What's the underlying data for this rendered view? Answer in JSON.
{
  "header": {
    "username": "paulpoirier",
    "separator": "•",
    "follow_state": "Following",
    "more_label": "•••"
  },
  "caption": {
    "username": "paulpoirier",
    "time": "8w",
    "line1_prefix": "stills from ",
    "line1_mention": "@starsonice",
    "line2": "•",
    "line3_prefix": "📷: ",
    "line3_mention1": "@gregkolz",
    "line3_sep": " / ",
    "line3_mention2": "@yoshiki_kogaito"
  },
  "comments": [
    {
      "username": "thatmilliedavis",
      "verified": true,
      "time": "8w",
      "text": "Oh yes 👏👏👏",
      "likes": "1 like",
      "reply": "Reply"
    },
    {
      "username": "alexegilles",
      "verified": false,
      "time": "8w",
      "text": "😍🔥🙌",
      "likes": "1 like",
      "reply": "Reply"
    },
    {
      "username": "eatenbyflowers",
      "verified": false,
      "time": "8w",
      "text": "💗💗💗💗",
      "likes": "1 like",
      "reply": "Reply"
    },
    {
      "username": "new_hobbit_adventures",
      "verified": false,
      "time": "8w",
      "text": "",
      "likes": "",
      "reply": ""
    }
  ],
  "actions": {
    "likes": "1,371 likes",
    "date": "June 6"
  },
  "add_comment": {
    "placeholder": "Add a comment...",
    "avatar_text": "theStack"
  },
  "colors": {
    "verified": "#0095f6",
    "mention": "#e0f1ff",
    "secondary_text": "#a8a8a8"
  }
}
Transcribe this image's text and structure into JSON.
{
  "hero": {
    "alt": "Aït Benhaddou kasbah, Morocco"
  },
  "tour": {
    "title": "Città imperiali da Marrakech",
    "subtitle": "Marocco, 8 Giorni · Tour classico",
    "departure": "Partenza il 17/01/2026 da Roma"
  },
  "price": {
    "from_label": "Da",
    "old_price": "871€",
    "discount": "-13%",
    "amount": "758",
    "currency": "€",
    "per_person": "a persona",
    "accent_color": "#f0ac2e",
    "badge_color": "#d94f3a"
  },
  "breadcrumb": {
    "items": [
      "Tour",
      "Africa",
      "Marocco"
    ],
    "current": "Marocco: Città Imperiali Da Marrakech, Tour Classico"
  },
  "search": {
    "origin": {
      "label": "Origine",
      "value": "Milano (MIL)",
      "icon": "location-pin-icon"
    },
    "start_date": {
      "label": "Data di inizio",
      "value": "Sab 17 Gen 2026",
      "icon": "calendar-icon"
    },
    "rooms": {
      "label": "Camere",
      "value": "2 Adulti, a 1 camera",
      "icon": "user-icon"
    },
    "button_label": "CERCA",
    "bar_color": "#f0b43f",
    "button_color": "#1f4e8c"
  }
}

PROBLEM DESCRIPTION
Give only the count of lines in which the string "JSON" appears.

CORRECT OUTPUT
2